(Stated exercise) Your task is to repeat the lines below exactly, excluding any pictures they contain.
>> Start Items
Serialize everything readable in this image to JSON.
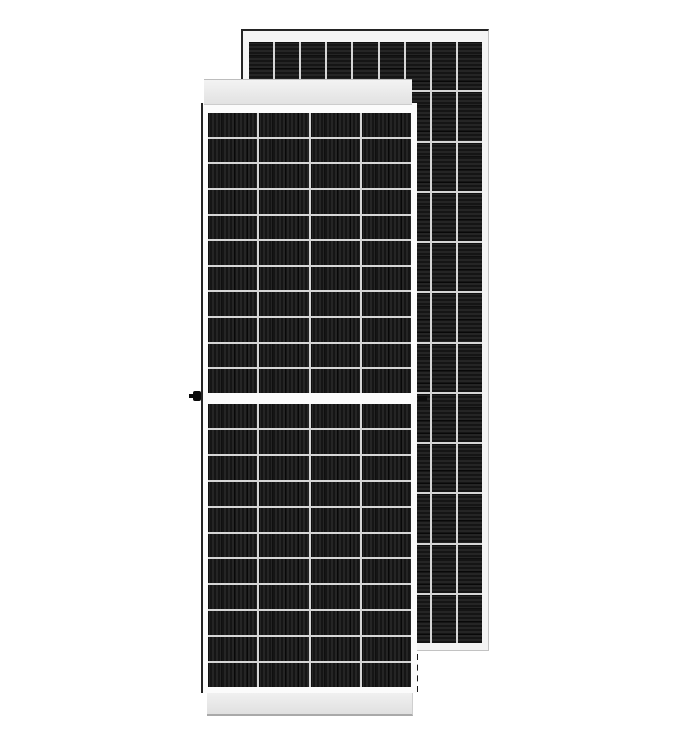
{
  "scene": {
    "description": "Product image of two dark monocrystalline solar panels with white aluminium frames; a front-facing panel overlaps a second panel standing behind it, offset up and to the right",
    "background": "#ffffff"
  },
  "colors": {
    "cell_base": "#151515",
    "cell_stripe": "#252525",
    "separator": "#d6d6d6",
    "frame_white": "#f4f4f4",
    "frame_face": "#fbfbfb",
    "edge_dark": "#242424",
    "edge_light": "#c2c2c2"
  },
  "front_panel": {
    "label": "front solar panel",
    "columns": 4,
    "rows_upper": 11,
    "rows_lower": 11,
    "stripe_direction": "vertical",
    "has_center_gap": true,
    "has_left_connector": true,
    "has_right_connector": true
  },
  "rear_panel": {
    "label": "rear solar panel",
    "columns": 9,
    "rows": 12,
    "stripe_direction": "horizontal"
  }
}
>> End Items
(Response)
Serialize everything readable in this image to JSON.
{
  "scene": {
    "description": "Product image of two dark monocrystalline solar panels with white aluminium frames; a front-facing panel overlaps a second panel standing behind it, offset up and to the right",
    "background": "#ffffff"
  },
  "colors": {
    "cell_base": "#151515",
    "cell_stripe": "#252525",
    "separator": "#d6d6d6",
    "frame_white": "#f4f4f4",
    "frame_face": "#fbfbfb",
    "edge_dark": "#242424",
    "edge_light": "#c2c2c2"
  },
  "front_panel": {
    "label": "front solar panel",
    "columns": 4,
    "rows_upper": 11,
    "rows_lower": 11,
    "stripe_direction": "vertical",
    "has_center_gap": true,
    "has_left_connector": true,
    "has_right_connector": true
  },
  "rear_panel": {
    "label": "rear solar panel",
    "columns": 9,
    "rows": 12,
    "stripe_direction": "horizontal"
  }
}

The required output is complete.